▶ _Problem_
Make an exact copy of the entries, and keep any pictures out of it.

▶ _Data rows_
════════════════

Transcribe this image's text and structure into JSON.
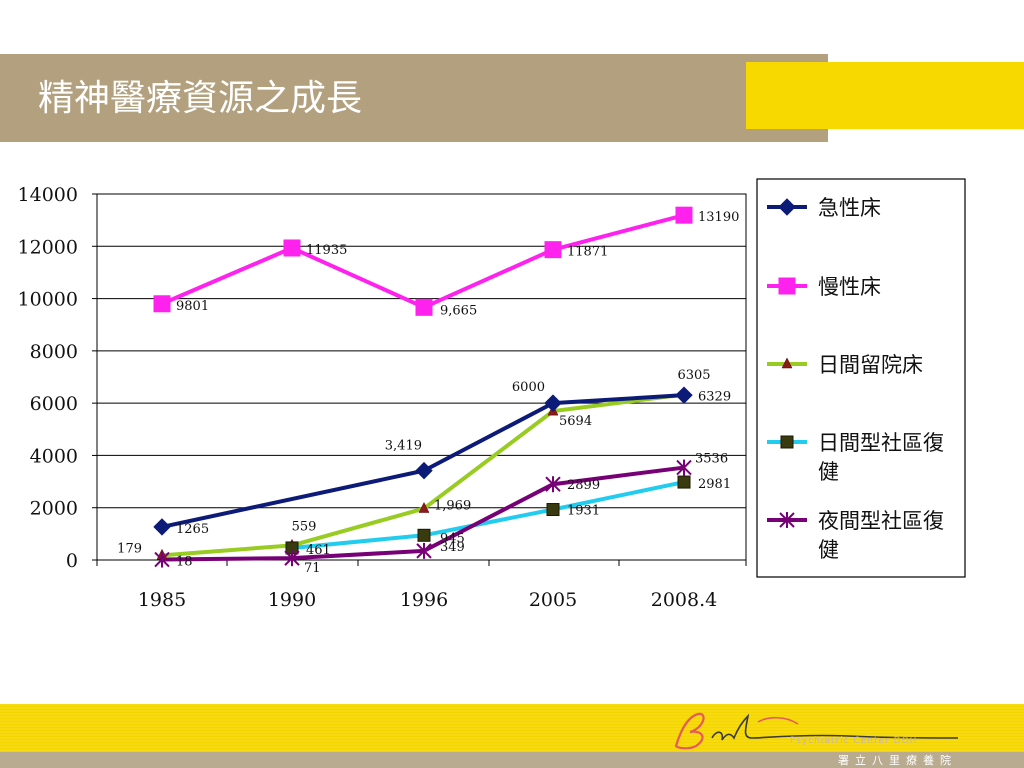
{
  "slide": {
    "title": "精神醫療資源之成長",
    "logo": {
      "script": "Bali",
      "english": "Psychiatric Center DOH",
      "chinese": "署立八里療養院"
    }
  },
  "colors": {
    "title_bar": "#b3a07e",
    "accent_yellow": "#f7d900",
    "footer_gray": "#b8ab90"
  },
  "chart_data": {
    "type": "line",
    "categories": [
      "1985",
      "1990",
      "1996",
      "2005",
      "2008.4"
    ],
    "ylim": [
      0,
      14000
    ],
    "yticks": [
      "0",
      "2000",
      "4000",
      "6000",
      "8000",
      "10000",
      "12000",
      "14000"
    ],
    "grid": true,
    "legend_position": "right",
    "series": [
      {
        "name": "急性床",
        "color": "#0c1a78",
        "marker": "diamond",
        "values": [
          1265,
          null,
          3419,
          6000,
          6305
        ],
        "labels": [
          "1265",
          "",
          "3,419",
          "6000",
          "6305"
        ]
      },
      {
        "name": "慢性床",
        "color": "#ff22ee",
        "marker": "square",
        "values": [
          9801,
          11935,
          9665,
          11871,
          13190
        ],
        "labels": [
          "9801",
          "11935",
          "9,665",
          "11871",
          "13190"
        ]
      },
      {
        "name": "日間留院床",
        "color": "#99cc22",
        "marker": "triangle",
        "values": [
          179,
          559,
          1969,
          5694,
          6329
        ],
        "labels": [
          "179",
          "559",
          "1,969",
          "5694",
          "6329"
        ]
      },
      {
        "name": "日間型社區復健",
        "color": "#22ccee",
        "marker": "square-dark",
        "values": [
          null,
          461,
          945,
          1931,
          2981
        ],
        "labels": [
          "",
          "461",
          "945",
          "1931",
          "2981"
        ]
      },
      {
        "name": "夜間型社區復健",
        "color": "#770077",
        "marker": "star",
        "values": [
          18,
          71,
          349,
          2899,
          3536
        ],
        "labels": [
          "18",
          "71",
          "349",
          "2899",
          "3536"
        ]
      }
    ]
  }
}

════════════════

▶ _The reply_
Transcribe this image's text and structure into JSON.
{
  "slide": {
    "title": "精神醫療資源之成長",
    "logo": {
      "script": "Bali",
      "english": "Psychiatric Center DOH",
      "chinese": "署立八里療養院"
    }
  },
  "colors": {
    "title_bar": "#b3a07e",
    "accent_yellow": "#f7d900",
    "footer_gray": "#b8ab90"
  },
  "chart_data": {
    "type": "line",
    "categories": [
      "1985",
      "1990",
      "1996",
      "2005",
      "2008.4"
    ],
    "ylim": [
      0,
      14000
    ],
    "yticks": [
      "0",
      "2000",
      "4000",
      "6000",
      "8000",
      "10000",
      "12000",
      "14000"
    ],
    "grid": true,
    "legend_position": "right",
    "series": [
      {
        "name": "急性床",
        "color": "#0c1a78",
        "marker": "diamond",
        "values": [
          1265,
          null,
          3419,
          6000,
          6305
        ],
        "labels": [
          "1265",
          "",
          "3,419",
          "6000",
          "6305"
        ]
      },
      {
        "name": "慢性床",
        "color": "#ff22ee",
        "marker": "square",
        "values": [
          9801,
          11935,
          9665,
          11871,
          13190
        ],
        "labels": [
          "9801",
          "11935",
          "9,665",
          "11871",
          "13190"
        ]
      },
      {
        "name": "日間留院床",
        "color": "#99cc22",
        "marker": "triangle",
        "values": [
          179,
          559,
          1969,
          5694,
          6329
        ],
        "labels": [
          "179",
          "559",
          "1,969",
          "5694",
          "6329"
        ]
      },
      {
        "name": "日間型社區復健",
        "color": "#22ccee",
        "marker": "square-dark",
        "values": [
          null,
          461,
          945,
          1931,
          2981
        ],
        "labels": [
          "",
          "461",
          "945",
          "1931",
          "2981"
        ]
      },
      {
        "name": "夜間型社區復健",
        "color": "#770077",
        "marker": "star",
        "values": [
          18,
          71,
          349,
          2899,
          3536
        ],
        "labels": [
          "18",
          "71",
          "349",
          "2899",
          "3536"
        ]
      }
    ]
  }
}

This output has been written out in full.